*** Supplied records ***

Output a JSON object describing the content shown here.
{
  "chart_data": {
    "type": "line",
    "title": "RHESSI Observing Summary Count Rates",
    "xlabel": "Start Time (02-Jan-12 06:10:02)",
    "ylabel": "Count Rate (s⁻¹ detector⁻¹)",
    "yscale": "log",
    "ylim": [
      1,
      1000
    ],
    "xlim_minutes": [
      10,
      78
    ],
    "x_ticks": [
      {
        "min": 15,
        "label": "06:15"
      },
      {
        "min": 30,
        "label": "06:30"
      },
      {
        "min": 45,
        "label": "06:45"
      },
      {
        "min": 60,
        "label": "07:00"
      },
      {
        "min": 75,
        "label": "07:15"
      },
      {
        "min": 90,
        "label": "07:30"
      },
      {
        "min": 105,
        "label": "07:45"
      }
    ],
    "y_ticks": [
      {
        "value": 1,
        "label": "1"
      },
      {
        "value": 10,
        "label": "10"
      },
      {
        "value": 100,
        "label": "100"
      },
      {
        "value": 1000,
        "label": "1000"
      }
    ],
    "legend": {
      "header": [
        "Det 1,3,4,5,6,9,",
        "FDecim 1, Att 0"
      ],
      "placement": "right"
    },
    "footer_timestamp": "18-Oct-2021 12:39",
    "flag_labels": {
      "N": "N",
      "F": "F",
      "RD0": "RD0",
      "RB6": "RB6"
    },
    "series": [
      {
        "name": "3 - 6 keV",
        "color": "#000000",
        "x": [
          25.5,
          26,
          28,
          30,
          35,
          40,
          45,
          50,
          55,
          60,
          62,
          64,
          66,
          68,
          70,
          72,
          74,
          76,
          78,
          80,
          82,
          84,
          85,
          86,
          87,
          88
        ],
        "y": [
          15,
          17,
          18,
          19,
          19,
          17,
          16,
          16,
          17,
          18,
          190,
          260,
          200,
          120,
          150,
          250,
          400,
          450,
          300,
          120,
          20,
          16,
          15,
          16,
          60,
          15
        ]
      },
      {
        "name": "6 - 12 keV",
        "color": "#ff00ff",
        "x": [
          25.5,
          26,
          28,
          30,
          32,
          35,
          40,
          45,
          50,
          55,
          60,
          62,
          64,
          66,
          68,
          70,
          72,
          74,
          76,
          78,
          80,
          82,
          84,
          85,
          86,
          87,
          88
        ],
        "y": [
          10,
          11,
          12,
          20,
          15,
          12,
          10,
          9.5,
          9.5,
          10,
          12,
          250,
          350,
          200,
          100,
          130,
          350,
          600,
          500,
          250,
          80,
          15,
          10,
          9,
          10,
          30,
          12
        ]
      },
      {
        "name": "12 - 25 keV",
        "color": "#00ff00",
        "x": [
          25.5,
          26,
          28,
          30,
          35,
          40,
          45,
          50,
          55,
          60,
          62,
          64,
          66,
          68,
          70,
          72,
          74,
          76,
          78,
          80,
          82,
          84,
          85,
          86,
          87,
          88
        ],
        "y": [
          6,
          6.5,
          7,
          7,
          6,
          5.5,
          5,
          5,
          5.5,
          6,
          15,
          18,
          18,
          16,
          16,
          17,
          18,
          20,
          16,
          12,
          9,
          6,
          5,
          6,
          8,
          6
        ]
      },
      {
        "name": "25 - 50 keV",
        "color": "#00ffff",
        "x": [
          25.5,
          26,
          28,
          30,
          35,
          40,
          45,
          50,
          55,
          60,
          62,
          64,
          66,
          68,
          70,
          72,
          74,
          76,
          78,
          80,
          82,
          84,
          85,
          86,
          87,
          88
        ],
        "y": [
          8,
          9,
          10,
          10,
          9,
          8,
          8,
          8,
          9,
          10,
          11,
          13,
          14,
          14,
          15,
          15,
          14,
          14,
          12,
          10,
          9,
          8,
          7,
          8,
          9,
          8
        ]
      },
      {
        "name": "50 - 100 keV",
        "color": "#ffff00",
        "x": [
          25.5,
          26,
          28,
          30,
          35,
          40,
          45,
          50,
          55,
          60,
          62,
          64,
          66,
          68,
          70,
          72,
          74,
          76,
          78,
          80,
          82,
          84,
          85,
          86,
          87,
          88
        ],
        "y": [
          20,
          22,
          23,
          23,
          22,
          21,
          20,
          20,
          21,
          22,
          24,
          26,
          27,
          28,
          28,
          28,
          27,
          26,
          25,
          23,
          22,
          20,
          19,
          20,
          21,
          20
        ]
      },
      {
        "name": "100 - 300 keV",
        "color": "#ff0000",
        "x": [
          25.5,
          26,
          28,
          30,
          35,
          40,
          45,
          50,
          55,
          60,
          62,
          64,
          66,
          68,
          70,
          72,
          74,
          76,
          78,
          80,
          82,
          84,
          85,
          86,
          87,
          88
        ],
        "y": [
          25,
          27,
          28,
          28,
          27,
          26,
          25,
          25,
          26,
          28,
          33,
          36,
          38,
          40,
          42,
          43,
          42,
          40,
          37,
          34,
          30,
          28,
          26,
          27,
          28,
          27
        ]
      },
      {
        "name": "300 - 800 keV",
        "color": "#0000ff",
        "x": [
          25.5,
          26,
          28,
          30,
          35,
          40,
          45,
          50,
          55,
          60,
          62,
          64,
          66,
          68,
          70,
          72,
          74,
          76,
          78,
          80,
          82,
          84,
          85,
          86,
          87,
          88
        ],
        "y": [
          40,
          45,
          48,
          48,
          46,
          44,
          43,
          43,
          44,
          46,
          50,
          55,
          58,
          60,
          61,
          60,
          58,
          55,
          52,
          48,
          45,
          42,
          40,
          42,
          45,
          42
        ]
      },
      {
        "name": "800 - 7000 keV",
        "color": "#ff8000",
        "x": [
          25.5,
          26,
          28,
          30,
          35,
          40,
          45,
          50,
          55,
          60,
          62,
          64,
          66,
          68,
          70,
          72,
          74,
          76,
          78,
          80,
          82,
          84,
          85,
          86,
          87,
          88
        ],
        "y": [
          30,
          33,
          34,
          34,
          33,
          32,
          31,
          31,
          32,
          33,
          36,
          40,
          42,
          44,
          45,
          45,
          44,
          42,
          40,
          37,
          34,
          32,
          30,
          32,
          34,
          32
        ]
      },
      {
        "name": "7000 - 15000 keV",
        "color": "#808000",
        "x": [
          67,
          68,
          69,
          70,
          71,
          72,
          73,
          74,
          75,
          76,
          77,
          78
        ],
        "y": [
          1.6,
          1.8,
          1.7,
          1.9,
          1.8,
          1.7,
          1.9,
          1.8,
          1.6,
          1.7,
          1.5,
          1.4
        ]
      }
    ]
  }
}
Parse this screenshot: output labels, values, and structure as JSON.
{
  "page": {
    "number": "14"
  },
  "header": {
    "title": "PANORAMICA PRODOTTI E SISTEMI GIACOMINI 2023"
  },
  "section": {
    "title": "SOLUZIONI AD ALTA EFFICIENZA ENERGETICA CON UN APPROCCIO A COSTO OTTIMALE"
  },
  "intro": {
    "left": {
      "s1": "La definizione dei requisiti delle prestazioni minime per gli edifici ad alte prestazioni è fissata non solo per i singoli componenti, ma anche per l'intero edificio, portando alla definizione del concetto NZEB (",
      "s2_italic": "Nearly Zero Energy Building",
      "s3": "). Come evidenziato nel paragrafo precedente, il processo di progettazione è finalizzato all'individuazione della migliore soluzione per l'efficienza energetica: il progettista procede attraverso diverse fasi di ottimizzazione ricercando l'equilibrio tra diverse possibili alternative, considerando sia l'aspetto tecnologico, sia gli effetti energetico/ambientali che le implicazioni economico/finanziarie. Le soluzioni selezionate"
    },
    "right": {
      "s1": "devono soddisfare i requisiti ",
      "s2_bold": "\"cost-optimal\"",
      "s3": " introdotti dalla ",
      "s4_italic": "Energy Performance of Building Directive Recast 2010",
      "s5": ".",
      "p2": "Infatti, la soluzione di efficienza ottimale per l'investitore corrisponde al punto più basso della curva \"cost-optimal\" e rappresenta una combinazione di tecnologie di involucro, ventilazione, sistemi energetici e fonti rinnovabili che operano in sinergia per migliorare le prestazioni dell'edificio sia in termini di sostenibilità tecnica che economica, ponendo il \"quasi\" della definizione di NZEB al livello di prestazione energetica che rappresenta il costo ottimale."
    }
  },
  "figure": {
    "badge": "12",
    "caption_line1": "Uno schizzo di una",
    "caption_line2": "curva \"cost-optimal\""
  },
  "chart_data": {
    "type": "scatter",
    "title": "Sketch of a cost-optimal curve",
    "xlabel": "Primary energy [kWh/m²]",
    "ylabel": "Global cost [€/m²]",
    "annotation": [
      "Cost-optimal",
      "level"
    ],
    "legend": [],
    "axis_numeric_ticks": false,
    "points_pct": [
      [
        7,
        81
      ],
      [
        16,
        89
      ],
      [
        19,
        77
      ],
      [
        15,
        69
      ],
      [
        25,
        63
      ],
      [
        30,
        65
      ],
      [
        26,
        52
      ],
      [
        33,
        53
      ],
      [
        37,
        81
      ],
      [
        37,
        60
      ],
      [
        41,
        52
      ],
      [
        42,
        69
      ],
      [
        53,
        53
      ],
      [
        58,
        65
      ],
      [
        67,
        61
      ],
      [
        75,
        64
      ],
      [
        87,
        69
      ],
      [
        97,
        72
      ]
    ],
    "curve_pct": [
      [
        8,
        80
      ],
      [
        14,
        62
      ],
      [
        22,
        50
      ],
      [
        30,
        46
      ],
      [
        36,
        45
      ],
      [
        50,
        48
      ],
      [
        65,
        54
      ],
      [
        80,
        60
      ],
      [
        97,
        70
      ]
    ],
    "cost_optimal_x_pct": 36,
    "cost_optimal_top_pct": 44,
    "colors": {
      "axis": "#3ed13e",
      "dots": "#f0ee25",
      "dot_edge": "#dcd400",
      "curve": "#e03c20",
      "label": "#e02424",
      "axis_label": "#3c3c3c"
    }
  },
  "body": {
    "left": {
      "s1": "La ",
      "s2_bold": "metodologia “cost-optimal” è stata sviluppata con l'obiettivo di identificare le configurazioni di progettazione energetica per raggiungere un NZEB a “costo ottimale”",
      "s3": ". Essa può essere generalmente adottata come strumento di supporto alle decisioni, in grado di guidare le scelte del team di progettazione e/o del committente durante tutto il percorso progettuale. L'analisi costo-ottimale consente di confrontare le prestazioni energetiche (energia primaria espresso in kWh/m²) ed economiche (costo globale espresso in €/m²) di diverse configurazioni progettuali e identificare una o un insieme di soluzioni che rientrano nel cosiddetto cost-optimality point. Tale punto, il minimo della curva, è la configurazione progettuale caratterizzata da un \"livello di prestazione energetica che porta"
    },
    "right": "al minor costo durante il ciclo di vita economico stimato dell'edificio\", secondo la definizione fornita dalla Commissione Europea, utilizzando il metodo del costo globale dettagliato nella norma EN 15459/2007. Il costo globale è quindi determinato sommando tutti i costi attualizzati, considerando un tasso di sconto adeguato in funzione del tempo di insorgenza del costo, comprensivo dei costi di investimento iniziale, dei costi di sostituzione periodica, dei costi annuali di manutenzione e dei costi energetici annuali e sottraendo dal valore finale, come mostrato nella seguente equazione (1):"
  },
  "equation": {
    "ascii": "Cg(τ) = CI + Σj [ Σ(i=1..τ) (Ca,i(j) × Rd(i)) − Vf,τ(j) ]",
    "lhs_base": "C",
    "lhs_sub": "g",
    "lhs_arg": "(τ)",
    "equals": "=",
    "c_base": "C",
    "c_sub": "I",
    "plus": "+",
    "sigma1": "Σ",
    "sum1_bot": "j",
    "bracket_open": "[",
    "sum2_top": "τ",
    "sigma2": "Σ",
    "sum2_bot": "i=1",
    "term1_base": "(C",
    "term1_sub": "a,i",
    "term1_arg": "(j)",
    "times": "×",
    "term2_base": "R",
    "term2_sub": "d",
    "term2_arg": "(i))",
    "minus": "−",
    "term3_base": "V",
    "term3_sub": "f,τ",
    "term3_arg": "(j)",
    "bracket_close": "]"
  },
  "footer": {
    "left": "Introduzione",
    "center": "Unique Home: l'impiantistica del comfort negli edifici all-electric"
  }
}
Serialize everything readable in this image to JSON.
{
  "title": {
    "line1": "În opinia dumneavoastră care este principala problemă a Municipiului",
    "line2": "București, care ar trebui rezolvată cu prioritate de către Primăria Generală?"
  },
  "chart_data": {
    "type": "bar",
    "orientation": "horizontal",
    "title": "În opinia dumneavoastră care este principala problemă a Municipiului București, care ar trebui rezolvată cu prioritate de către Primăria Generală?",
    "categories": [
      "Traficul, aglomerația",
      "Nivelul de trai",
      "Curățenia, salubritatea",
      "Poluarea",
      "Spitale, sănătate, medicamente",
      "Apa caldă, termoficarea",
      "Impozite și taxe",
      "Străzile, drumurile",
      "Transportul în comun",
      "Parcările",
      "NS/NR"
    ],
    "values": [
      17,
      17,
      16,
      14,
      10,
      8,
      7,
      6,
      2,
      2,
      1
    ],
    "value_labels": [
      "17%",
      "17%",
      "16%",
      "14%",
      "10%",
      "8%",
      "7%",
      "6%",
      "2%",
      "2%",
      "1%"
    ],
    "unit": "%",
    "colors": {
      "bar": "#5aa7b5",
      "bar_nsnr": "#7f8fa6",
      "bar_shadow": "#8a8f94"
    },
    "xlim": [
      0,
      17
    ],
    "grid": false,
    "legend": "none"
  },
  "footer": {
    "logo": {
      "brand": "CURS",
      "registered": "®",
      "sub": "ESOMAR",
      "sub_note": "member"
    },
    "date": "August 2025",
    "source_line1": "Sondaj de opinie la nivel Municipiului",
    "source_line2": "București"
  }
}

***

Copy all lines from the material that hold "dumneavoastră".

**Answer to this exercise:**
    "line1": "În opinia dumneavoastră care este principala problemă a Municipiului",
    "title": "În opinia dumneavoastră care este principala problemă a Municipiului București, care ar trebui rezolvată cu prioritate de către Primăria Generală?",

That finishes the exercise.